---- Exercise material

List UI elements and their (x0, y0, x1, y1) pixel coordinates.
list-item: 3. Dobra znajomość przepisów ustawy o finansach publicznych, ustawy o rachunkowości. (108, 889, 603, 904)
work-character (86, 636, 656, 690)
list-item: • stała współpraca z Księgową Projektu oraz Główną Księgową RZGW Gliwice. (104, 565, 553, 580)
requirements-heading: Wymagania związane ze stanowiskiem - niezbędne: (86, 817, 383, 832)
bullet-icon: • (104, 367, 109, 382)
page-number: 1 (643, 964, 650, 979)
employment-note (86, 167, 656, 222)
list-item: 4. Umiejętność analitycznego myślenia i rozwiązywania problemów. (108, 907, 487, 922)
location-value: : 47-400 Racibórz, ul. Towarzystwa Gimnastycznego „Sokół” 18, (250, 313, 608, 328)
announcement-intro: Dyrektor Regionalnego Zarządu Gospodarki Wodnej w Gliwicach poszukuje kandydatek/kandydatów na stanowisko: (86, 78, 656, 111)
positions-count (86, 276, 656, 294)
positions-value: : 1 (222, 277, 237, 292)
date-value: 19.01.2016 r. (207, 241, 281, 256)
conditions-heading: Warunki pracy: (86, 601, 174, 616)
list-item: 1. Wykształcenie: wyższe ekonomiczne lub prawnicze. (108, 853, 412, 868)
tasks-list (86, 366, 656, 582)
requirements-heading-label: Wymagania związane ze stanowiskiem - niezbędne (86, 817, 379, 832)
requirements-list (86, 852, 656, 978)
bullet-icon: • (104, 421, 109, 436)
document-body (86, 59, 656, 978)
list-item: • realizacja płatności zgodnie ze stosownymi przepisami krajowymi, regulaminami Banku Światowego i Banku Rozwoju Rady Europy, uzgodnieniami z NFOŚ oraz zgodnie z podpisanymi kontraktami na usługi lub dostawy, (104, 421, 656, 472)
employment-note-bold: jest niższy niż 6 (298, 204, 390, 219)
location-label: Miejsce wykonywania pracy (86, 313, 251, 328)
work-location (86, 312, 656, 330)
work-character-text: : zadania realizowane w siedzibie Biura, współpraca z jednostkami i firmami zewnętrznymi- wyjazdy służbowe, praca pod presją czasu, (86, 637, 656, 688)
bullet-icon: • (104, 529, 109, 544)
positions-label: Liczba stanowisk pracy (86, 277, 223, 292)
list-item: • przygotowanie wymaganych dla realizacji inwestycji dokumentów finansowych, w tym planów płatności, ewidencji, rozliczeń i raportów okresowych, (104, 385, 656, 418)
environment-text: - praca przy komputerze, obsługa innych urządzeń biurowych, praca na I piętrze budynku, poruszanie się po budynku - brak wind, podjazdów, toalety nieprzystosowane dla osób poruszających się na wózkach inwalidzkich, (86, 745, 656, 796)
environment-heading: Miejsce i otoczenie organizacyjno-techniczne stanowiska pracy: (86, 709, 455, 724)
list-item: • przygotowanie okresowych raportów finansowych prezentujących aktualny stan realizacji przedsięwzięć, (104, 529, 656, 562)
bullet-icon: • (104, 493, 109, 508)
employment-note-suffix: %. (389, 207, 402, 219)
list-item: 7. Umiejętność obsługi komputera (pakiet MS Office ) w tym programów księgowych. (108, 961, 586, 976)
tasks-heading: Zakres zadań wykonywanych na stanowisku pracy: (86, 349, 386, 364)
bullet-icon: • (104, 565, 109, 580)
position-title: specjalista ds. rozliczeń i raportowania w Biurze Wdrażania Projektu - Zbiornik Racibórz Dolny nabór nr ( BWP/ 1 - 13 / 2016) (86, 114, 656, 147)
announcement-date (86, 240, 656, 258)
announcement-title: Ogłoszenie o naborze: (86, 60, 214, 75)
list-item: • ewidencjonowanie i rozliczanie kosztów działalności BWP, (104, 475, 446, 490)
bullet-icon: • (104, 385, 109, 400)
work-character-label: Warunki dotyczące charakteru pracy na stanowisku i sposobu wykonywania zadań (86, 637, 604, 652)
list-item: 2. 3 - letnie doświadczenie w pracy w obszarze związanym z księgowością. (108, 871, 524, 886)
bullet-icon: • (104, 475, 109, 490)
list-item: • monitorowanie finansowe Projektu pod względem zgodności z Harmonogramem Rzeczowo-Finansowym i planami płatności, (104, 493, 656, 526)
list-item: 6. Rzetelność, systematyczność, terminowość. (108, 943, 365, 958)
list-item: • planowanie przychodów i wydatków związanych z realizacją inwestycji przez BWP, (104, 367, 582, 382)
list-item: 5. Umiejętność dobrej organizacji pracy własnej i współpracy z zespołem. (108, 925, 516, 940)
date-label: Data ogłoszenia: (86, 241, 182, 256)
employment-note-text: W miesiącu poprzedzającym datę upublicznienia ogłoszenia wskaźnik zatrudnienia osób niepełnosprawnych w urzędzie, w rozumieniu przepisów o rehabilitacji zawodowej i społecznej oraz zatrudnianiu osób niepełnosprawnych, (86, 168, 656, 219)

--------

Instruction: Arrange the records, from the first line through the line containing "employment-note (86, 167, 656, 222)" (both included), as a Markdown table with the columns Row and Line. Number each line in Row, put its text in Line, and omit any blank lines.

Correct response:
| Row | Line |
|---|---|
| 1 | List UI elements and their (x0, y0, x1, y1) pixel coordinates. |
| 2 | list-item: 3. Dobra znajomość przepisów ustawy o finansach publicznych, ustawy o rachunkowości. (108, 889, 603, 904) |
| 3 | work-character (86, 636, 656, 690) |
| 4 | list-item: • stała współpraca z Księgową Projektu oraz Główną Księgową RZGW Gliwice. (104, 565, 553, 580) |
| 5 | requirements-heading: Wymagania związane ze stanowiskiem - niezbędne: (86, 817, 383, 832) |
| 6 | bullet-icon: • (104, 367, 109, 382) |
| 7 | page-number: 1 (643, 964, 650, 979) |
| 8 | employment-note (86, 167, 656, 222) |